Task list ->
1. Summarize the housing market transcript in two sentences.
2. Resume the housing market transcript after its last sentence and extend it.

And so usually, especially as a first time home buyer, you've gotta get in when it feels a little uneasy. There's usually gonna be some, shoot, this is more than my this is more than my rent payment. I'm committing myself to a while because you really shouldn't buy and then just turn around and sell if I don't like it.

So it feels like a commitment that way too. But as you mentioned, you're not gonna. Get the benefits of that home price appreciation. You're never gonna get the benefits of stabilizing that monthly payment because over the last three years, if you didn't buy a house and haven't, didn't have that stable principle and interest payment, your rent's gone up quite a bit as well too.

And it's it's still ch While it can still be challenging and stressful for anyone, but especially a first time home buyer to make that leap. it's, if you're ready to make that commitment, it still can be a really good time to do it, and a lot better time than the last couple years have been.

Randy: Yeah, I agree.

Troy: What do you, I know you deal with developers and some different projects and stuff that way. Are you seeing anything on those fronts at all regarding the market?

Randy: What I have seen is the larger track builders. Have slowed down from land acquisition quite a bit. And they're really trying to get what they've got already, their inventory of land slash homes to be built off their books. And so because they're concerned about the economy, the downside of that is, is that's gonna take us back to an inventory crunch.

Because at some point we are going to come out of whatever this is, and people are still gonna need housing. And a lot of people want to buy new homes, but if they're not enough new homes to fill that appetite, resale is gonna be where it's at again. And then here we go back again. Now I'm not gonna, I'm not saying it's gonna go back to the supply and demand situation that we had a couple years ago, because I think interest rates had a big piece of that as well.

But it's gonna st it's gonna definitely. tough. At some point down the line for people that maybe they've decided to wait to see what's gonna happen with the economy. And then when they feel good about it, they're gonna jump back in along with everybody else that has waited to see. And it's gonna be tough again.

Element and coordinate records:
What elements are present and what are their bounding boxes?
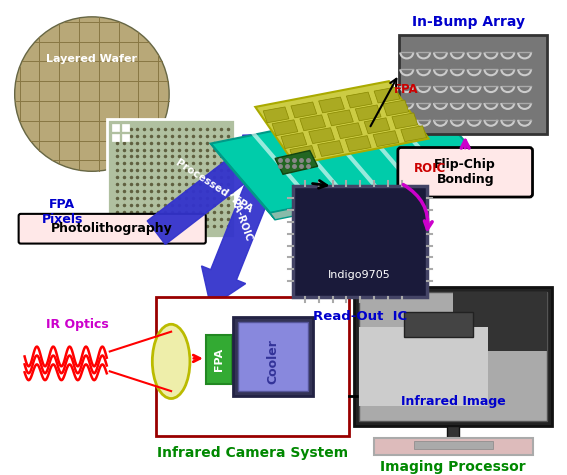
Bar bbox=[156, 297, 349, 436]
Text: Imaging Processor: Imaging Processor bbox=[380, 460, 526, 475]
FancyBboxPatch shape bbox=[398, 148, 532, 197]
Polygon shape bbox=[263, 107, 289, 123]
Polygon shape bbox=[211, 143, 275, 220]
Bar bbox=[234, 317, 313, 396]
Text: FPA-ROIC  Chip: FPA-ROIC Chip bbox=[227, 190, 264, 271]
Bar bbox=[447, 426, 459, 437]
Polygon shape bbox=[373, 131, 399, 147]
Bar bbox=[121, 124, 129, 131]
Ellipse shape bbox=[153, 324, 190, 399]
Bar bbox=[399, 35, 547, 133]
Bar bbox=[293, 186, 426, 297]
Polygon shape bbox=[318, 141, 344, 156]
Bar bbox=[206, 335, 231, 384]
Polygon shape bbox=[290, 145, 316, 162]
Bar bbox=[354, 287, 552, 426]
Polygon shape bbox=[319, 97, 344, 113]
Polygon shape bbox=[291, 102, 316, 118]
Bar bbox=[414, 441, 493, 448]
Text: Flip-Chip
Bonding: Flip-Chip Bonding bbox=[434, 158, 496, 186]
Polygon shape bbox=[147, 133, 285, 245]
Circle shape bbox=[15, 17, 169, 171]
Polygon shape bbox=[346, 92, 372, 108]
Bar bbox=[107, 119, 235, 238]
FancyBboxPatch shape bbox=[19, 214, 206, 244]
Polygon shape bbox=[275, 151, 318, 174]
Polygon shape bbox=[401, 126, 426, 142]
Bar bbox=[453, 292, 547, 352]
Text: Photolithography: Photolithography bbox=[51, 222, 172, 235]
Bar bbox=[239, 322, 308, 391]
Polygon shape bbox=[356, 105, 381, 121]
Text: ROIC: ROIC bbox=[414, 162, 446, 175]
Polygon shape bbox=[270, 168, 493, 220]
Text: Infrared Camera System: Infrared Camera System bbox=[156, 446, 348, 460]
Text: Processed  FPA: Processed FPA bbox=[174, 158, 254, 215]
Text: FPA
Pixels: FPA Pixels bbox=[41, 198, 83, 226]
Polygon shape bbox=[201, 158, 281, 307]
Polygon shape bbox=[281, 133, 307, 149]
Polygon shape bbox=[211, 99, 488, 213]
Polygon shape bbox=[272, 120, 298, 136]
Bar bbox=[359, 327, 488, 406]
Polygon shape bbox=[336, 123, 362, 139]
Polygon shape bbox=[374, 87, 400, 103]
Polygon shape bbox=[255, 81, 429, 164]
Polygon shape bbox=[345, 136, 371, 152]
Text: Cooler: Cooler bbox=[266, 339, 280, 384]
Polygon shape bbox=[364, 118, 390, 133]
Bar bbox=[112, 124, 119, 131]
Bar bbox=[359, 292, 547, 421]
Polygon shape bbox=[383, 100, 409, 116]
Text: FPA: FPA bbox=[394, 83, 418, 95]
Bar bbox=[404, 312, 473, 337]
Text: Indigo9705: Indigo9705 bbox=[328, 270, 391, 280]
Bar bbox=[112, 133, 119, 141]
Polygon shape bbox=[309, 128, 335, 143]
Text: FPA: FPA bbox=[214, 348, 223, 371]
Polygon shape bbox=[392, 113, 418, 129]
Text: In-Bump Array: In-Bump Array bbox=[412, 15, 524, 29]
Text: Layered Wafer: Layered Wafer bbox=[46, 55, 137, 65]
Polygon shape bbox=[300, 115, 325, 131]
Text: Read-Out  IC: Read-Out IC bbox=[312, 310, 407, 323]
Text: Infrared Image: Infrared Image bbox=[401, 395, 506, 408]
Bar bbox=[121, 133, 129, 141]
Text: IR Optics: IR Optics bbox=[46, 318, 108, 331]
Bar bbox=[374, 437, 532, 456]
Polygon shape bbox=[328, 110, 353, 126]
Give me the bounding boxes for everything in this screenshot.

Solved tasks ->
1. Buying a first home can feel uneasy and like a big commitment, but waiting means missing home price appreciation and a stable monthly payment while rents have risen, so for those ready to commit it can still be a good time to buy. Randy reports that the larger builders have sharply slowed land acquisition out of concern about the economy, which he expects to lead back to an inventory crunch and a tough market when people who waited jump back in.

2.
And at some point builders are gonna run out of inventory. And then we're here, we're back our here, we're back to the resale piece, and everybody's gonna be going after the same product, which is gonna drive prices up, which is going to continue to. Domino into a lot of people getting frustrated with trying to buy a home,

Troy: Sure. No, I think one thing that a lot of average people don't realize is that Mo a lot of these home builders, especially the larger ones, are publicly traded companies. So they're doing things based on these 90 day quarterly metrics to hits, to hit their publicly public estimates of what they should do so that their stock price looks good and They again, when they need to, they'll slash prices lower than they lower than you would normally do if you're really thinking out 10 years.

But if you're only thinking out the next 10 months, you're gonna do things differently slash the amount of inventory you're buying slash some prices to actually just make sales happen. And then vice versa, you do, you start to have that inventory crunch and then they can, start to build more charge premiums and make additional profits.

that way. The, I've noticed that too. I say even sellers, like we talked about that, how home prices have obviously come down a bit from the peak of May, 2022, but a lot of sellers. Have been, are a good place with their home to where they aren't really having to sell. They're like, ah, let me turn around and actually just rent the property out.

And so that's also, I think, led to a relatively low inventory levels, because right now it feels like there's a ton of homes on the market, but that's compared to 20 21, 20 22. If you look back, the previous years before that, 16, 17, 18, 19 in Austin, here specifically, Yeah, we had definitely way more inventory than the last two years, but we never had a ton of inventory.

And good properties would still go quickly. You'd still have the occasional, multiple offer situation, but it would be two or three people, not 20 or 30 people. And I think I d you know, while I think for the year we're likely to see home prices stay relatively flat, either a bit of a reduction in the interest rates.

Or some really good news job-wise for people, could see enough people come back to the market that we actually potentially see a five or 7% increase in home prices just because the amount of supply is not very high out there in the big scheme things.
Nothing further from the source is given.